:: Document segment ::
====

Better Call Saul Star Looks Toward Final Season: Theyre Going to Write the Best Ending Possible

[This story contains spoilers for the season five finale of AMC's Better Call Saul, "Something Unforgivable."]

Better Call Saul tracks the journey of Bob Odenkirk's Jimmy McGill transformation into Saul Goodman, the criminal lawyer who first appeared in Breaking Bad. As it happens, however, the AMC prequel series from Peter Gould and Vince Gilligan may have another actor in the process of breaking bad: Kim Wexler.

Just as season four ended with McGill finally turning toward the name and lifestyle of Saul Goodman, the season five finale, "Something Unforgivable," sees Rhea Seehorn's Kim Wexler breaking bad in her own right. She's not only walked away from her high-paying job representing bank Mesa Verde, Kim is now advocating for Jimmy's help in ruining the reputation of their mutual former colleague, Howard Hamlin (Patrick Fabian), all in the name of loosening up money from a lingering lawsuit and using it to help clients in need — a Machiavellian approach, and one that Kim has utilized from time to time over the course of the series, even if her latest suggestion evokes the finale's title.

Beyond Kim's suggestion, there's the lingering boogeyman still out in the ether: Tony Salton as Lalo Salamanca, alive after an attempted assassination wipes out many of his loved ones, but leaves him standing and seeking vengeance. Will he turn his sites back on Kim and Jimmy — and if so, will Kim be able to once again back herself and Jimmy out of the corner? Indeed, is it possible that Jimmy won't be the only lawyer linked up in the drug trade by the end of the series, and Kim may actually be on a similar collision course with the cartel?

It's one of many questions up in the air after the Better Call Saul season five finale, and with only one season still left in the books, the answers are almost at hand — relatively speaking, at least, as the series' return date is as nebulous as everything else at the moment. For now, Rhea Seehorn joins The Hollywood Reporter to weigh in on season five, look ahead toward the final season, and ask the biggest question about Kim Wexler on the board right now: "Who is this person?"

====

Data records
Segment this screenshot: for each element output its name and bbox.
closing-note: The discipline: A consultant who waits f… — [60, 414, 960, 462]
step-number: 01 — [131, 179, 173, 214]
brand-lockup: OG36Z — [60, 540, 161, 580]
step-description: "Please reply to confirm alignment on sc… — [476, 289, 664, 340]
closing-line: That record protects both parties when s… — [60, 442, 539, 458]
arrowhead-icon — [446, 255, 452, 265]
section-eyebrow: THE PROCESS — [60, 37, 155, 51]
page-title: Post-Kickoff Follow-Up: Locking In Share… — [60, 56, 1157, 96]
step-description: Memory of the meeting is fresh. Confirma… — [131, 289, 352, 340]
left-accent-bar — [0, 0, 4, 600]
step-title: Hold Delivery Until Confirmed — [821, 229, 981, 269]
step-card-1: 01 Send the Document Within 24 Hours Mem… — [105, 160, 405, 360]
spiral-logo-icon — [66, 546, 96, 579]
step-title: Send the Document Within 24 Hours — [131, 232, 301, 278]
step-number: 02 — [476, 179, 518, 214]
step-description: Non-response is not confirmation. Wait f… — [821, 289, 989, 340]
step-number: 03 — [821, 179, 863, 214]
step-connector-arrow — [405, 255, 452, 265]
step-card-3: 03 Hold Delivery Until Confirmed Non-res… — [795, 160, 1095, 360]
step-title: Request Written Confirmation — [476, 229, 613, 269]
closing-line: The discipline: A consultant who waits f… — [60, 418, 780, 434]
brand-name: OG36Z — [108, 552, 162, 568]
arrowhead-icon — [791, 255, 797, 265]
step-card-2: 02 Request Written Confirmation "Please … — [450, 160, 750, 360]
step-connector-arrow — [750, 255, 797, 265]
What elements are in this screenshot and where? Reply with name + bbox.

====

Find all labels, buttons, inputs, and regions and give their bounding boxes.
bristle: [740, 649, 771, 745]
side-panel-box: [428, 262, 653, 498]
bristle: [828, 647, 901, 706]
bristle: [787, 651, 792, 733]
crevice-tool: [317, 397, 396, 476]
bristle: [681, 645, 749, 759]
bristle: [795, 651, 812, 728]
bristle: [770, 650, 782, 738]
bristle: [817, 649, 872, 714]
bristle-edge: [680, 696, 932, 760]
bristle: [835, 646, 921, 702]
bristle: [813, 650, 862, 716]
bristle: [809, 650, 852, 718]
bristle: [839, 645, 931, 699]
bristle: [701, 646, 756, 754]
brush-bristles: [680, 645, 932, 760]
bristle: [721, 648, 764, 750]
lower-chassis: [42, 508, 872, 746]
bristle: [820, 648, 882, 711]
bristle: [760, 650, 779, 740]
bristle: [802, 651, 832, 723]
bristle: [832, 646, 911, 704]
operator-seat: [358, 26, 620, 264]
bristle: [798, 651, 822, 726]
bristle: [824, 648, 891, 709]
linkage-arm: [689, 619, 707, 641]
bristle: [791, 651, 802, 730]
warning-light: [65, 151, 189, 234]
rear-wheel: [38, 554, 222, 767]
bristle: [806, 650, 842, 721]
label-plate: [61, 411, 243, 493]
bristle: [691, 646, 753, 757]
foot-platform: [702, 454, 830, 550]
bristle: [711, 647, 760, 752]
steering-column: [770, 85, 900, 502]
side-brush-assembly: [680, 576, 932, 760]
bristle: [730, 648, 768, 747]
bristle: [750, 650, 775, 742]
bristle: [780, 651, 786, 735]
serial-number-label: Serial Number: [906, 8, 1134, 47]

====

:: Work to complete ::
a. Do these statements agree with the Better Call Saul article? Answer yes or no for each, quoting the words that decide it.
(i) Kim Wexler has left her job representing Mesa Verde.
(ii) Lalo Salamanca was killed in the assassination attempt.
(iii) Several more seasons of the series remain.
b. Rewrite the passage of the Better Call Saul article starting at "Beyond Kim's suggestion, there's" and ending at "with the cartel?", putting "threat" in place of "boogeyman".
c. What is this sentence from the Better Call Saul article in Spanish? "For now, Rhea Seehorn joins The Hollywood Reporter to weigh in on season five, look ahead toward the final season, and ask the biggest question about Kim Wexler on the board right now: "Who is this person?""

:: Responses per task ::
a.
(i) Yes: "She's not only walked away from her high-paying job representing bank Mesa Verde"
(ii) No: "alive after an attempted assassination wipes out many of his loved ones"
(iii) No: "with only one season still left in the books"

b.
Beyond Kim's suggestion, there's the lingering threat still out in the ether: Tony Salton as Lalo Salamanca, alive after an attempted assassination wipes out many of his loved ones, but leaves him standing and seeking vengeance. Will he turn his sites back on Kim and Jimmy — and if so, will Kim be able to once again back herself and Jimmy out of the corner? Indeed, is it possible that Jimmy won't be the only lawyer linked up in the drug trade by the end of the series, and Kim may actually be on a similar collision course with the cartel?

c. Por ahora, Rhea Seehorn se une a The Hollywood Reporter para opinar sobre la quinta temporada, mirar hacia la temporada final y plantear la mayor pregunta sobre Kim Wexler que hay sobre la mesa en este momento: «¿Quién es esta persona?»